• _GIVEN INSTRUCTION_: Find each line with the string "content" and copy it.

• _GIVEN ENTRIES_:
-.-.-

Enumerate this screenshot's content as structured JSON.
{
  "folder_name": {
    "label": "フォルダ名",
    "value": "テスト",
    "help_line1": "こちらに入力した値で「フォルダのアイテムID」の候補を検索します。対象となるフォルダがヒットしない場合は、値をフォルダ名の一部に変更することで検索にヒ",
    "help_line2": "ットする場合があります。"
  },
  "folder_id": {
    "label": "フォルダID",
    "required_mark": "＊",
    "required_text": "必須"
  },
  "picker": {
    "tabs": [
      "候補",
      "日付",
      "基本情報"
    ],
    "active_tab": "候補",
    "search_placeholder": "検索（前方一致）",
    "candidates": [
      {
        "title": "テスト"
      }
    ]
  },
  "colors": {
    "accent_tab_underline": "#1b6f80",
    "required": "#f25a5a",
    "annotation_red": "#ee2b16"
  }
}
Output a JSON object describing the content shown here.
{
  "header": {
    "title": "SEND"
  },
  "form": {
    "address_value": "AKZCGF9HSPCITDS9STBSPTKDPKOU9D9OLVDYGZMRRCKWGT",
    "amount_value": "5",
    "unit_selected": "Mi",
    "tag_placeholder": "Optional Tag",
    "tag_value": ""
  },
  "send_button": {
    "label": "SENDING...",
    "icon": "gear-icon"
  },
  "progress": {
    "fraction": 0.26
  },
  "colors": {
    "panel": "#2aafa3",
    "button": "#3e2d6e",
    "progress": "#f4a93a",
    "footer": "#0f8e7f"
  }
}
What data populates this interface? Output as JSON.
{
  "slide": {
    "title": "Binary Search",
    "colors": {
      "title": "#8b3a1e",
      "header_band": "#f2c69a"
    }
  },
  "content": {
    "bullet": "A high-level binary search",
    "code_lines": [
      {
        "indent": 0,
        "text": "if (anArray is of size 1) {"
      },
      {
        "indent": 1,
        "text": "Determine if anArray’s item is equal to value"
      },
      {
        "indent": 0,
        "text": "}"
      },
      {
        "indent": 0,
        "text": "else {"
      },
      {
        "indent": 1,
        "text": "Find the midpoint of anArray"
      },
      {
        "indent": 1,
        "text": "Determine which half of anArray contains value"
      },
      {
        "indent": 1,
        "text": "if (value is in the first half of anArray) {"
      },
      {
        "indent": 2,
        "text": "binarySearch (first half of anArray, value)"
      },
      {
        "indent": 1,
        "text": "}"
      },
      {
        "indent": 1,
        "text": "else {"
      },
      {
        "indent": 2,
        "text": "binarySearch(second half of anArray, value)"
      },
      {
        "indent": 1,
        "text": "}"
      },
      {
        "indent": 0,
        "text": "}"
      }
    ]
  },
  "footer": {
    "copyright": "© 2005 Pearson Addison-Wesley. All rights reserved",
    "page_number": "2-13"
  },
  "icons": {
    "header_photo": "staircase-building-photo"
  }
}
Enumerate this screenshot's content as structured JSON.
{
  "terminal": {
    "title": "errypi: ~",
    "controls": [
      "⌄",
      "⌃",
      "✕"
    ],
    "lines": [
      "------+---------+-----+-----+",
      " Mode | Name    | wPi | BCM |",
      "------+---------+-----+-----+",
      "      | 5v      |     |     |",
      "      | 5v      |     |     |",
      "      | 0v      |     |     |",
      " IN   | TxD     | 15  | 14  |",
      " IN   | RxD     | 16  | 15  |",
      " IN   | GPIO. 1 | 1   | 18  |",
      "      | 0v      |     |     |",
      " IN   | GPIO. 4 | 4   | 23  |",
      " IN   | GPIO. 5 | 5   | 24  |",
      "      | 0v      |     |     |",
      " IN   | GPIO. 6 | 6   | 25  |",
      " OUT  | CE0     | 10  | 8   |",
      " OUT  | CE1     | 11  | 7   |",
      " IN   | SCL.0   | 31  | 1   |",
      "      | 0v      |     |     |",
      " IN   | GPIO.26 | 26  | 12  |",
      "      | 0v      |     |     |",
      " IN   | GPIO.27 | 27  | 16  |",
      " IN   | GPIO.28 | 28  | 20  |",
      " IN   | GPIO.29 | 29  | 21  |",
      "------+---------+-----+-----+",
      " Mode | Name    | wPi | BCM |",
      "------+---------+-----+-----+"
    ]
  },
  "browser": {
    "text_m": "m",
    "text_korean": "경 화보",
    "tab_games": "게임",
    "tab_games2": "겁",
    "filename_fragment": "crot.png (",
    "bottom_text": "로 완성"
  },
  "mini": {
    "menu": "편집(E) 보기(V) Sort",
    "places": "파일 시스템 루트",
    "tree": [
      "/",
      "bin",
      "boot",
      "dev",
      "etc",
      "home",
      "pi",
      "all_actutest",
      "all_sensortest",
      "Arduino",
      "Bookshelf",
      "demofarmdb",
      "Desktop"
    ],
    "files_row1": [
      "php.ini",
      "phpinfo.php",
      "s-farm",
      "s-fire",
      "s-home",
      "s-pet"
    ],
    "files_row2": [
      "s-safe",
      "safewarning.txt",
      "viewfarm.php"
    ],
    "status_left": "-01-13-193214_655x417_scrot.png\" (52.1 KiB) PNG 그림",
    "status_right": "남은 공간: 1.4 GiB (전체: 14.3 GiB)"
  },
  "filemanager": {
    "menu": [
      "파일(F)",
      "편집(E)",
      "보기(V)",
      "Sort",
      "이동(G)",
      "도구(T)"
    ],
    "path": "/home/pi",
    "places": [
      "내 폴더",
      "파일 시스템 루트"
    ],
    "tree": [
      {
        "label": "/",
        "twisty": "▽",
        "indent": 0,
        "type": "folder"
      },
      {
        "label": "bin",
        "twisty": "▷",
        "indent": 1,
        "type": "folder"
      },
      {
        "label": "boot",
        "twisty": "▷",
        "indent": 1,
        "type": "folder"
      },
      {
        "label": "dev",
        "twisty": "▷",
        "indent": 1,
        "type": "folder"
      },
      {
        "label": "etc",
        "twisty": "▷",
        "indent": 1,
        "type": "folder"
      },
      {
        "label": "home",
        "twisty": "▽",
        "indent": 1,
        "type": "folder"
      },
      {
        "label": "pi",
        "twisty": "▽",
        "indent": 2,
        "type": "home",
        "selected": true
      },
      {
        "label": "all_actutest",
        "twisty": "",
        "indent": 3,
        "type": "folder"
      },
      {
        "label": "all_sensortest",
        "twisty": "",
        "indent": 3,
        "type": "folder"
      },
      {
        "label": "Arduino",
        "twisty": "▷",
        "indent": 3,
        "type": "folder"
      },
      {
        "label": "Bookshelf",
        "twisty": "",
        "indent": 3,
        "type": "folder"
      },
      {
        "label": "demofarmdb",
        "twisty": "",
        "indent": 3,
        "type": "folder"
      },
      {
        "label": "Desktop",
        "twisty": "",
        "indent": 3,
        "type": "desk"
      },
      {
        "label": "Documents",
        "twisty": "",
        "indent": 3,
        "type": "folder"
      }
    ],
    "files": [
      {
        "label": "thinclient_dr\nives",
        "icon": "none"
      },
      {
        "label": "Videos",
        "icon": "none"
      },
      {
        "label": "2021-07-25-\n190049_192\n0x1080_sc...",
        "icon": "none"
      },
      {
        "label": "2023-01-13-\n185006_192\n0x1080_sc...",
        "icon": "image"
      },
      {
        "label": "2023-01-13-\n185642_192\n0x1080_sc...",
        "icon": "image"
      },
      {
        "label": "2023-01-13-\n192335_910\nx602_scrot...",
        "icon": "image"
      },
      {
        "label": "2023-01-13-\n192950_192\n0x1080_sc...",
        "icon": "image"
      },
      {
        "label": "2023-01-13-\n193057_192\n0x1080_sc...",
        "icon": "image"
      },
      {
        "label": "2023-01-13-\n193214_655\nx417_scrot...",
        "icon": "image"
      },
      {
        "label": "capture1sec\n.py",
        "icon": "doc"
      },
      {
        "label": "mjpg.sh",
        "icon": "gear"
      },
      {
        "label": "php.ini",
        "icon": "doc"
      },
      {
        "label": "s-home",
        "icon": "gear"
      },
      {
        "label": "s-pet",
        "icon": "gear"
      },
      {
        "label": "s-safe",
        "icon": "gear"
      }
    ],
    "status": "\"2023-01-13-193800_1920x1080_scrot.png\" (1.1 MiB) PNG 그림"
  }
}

-.-.-

• _SOLUTION TO THIS EXERCISE_:
Enumerate this screenshot's content as structured JSON.
Output a JSON object describing the content shown here.
  "content": {
Enumerate this screenshot's content as structured JSON.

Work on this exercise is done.